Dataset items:

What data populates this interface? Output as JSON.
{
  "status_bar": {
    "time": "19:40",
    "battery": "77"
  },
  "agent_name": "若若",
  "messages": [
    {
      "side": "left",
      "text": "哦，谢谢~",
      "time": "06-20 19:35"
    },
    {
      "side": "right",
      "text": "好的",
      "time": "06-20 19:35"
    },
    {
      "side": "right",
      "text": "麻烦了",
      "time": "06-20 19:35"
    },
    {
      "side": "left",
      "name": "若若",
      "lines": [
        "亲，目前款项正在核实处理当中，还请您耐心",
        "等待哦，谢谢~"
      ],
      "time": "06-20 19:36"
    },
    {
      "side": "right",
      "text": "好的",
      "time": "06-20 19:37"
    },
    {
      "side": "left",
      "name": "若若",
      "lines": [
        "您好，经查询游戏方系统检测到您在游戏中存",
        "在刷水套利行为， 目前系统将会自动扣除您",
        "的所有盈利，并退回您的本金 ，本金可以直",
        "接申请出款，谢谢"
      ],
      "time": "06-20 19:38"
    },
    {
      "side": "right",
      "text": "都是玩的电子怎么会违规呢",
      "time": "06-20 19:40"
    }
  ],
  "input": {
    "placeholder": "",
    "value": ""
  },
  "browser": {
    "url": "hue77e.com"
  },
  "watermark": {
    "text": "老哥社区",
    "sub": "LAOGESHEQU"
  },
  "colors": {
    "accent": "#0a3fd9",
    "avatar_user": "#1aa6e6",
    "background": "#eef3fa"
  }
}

What is expected:
Check each line above for the string "text" and report how many lines have it, giving only the number.

Written solution:
6